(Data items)
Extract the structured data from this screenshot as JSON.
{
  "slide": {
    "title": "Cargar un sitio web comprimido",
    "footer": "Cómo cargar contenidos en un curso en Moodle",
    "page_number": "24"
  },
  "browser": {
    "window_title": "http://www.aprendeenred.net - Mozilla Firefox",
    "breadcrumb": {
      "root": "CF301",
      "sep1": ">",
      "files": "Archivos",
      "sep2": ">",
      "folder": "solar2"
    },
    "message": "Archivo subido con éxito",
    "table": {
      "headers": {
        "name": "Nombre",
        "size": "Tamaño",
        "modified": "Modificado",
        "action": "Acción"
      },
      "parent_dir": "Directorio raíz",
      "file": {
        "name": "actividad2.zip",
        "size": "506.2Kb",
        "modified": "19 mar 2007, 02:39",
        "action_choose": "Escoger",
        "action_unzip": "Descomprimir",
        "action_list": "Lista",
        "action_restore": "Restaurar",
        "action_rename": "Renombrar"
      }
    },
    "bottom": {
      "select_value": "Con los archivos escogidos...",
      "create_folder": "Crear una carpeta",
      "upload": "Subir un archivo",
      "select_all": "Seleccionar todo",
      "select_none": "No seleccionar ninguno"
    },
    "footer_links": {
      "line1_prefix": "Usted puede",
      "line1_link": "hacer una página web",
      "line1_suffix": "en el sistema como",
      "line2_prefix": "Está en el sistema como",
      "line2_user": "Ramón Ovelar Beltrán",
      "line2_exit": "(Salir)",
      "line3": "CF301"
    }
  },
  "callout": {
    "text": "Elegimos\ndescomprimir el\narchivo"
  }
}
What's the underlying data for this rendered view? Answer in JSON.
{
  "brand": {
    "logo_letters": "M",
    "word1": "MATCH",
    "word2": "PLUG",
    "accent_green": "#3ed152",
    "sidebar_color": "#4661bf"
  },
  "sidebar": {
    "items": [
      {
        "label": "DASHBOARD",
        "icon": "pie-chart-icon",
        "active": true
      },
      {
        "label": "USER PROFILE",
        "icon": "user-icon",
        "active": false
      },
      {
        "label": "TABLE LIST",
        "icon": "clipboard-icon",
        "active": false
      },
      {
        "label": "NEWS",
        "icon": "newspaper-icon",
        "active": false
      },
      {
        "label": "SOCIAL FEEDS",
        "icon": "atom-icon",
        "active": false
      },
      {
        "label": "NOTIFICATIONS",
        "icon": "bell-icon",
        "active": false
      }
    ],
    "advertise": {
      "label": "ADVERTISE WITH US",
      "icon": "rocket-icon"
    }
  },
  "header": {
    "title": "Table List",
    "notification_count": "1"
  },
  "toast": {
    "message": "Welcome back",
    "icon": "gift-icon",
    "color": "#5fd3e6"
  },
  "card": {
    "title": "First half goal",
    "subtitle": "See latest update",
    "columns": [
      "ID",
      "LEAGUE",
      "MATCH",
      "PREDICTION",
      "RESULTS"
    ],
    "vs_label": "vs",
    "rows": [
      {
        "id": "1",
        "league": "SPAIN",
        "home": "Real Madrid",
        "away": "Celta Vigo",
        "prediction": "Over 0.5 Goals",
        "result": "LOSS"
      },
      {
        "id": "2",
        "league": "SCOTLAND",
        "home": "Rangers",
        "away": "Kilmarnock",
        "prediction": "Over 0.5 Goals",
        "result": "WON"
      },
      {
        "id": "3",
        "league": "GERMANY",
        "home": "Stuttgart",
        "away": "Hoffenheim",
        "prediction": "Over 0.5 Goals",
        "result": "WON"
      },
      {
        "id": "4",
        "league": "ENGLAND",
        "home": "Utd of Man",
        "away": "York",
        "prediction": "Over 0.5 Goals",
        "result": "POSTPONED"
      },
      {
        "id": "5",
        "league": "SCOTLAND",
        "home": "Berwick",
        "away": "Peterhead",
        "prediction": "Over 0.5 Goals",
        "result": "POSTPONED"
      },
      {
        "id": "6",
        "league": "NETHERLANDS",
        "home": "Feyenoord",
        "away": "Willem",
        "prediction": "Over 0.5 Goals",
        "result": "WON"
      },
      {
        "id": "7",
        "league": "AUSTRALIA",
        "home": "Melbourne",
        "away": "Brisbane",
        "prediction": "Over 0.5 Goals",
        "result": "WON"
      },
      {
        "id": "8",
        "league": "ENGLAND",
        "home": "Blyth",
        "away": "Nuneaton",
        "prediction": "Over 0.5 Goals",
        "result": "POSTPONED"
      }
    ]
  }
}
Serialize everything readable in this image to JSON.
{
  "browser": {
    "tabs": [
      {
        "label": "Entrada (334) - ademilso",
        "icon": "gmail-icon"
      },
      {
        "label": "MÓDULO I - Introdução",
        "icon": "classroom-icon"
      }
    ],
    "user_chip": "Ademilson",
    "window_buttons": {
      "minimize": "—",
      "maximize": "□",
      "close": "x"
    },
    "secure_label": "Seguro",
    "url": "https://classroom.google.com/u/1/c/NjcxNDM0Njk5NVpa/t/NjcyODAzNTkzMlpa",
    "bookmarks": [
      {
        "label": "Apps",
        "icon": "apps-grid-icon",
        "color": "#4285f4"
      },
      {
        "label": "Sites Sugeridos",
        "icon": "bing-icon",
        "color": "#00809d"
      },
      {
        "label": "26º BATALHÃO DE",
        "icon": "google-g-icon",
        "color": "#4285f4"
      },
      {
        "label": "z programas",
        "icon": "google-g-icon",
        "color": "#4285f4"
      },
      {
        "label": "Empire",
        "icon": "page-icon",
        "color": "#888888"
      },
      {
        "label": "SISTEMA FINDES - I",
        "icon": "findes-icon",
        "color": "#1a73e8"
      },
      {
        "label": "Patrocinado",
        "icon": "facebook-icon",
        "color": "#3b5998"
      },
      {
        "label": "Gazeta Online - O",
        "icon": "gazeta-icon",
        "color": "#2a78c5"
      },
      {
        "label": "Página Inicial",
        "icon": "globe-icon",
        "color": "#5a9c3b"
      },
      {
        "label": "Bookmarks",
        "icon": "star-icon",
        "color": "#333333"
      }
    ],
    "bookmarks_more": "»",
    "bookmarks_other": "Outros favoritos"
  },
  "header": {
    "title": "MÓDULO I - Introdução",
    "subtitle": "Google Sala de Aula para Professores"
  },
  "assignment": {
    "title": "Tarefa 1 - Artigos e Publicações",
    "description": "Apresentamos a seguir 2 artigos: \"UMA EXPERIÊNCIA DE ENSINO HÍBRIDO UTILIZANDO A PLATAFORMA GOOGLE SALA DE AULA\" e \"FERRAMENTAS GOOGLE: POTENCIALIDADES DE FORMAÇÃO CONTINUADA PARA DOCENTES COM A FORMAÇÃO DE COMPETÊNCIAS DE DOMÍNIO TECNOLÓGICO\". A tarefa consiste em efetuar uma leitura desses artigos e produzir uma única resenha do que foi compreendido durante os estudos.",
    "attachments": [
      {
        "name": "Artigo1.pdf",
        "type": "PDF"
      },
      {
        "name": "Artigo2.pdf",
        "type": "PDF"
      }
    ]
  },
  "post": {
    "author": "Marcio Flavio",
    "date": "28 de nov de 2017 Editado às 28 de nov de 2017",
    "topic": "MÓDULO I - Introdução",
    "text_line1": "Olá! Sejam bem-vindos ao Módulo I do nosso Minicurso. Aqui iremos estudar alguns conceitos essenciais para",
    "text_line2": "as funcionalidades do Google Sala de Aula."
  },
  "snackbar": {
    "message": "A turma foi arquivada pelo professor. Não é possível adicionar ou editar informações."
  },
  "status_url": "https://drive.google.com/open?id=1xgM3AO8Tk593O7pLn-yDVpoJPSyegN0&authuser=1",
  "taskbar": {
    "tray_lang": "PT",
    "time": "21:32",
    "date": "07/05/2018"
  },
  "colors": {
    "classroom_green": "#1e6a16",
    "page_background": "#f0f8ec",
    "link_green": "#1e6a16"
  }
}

Task brief →
Find every line holding the word "message"; give their count and nothing else.

Written response →
3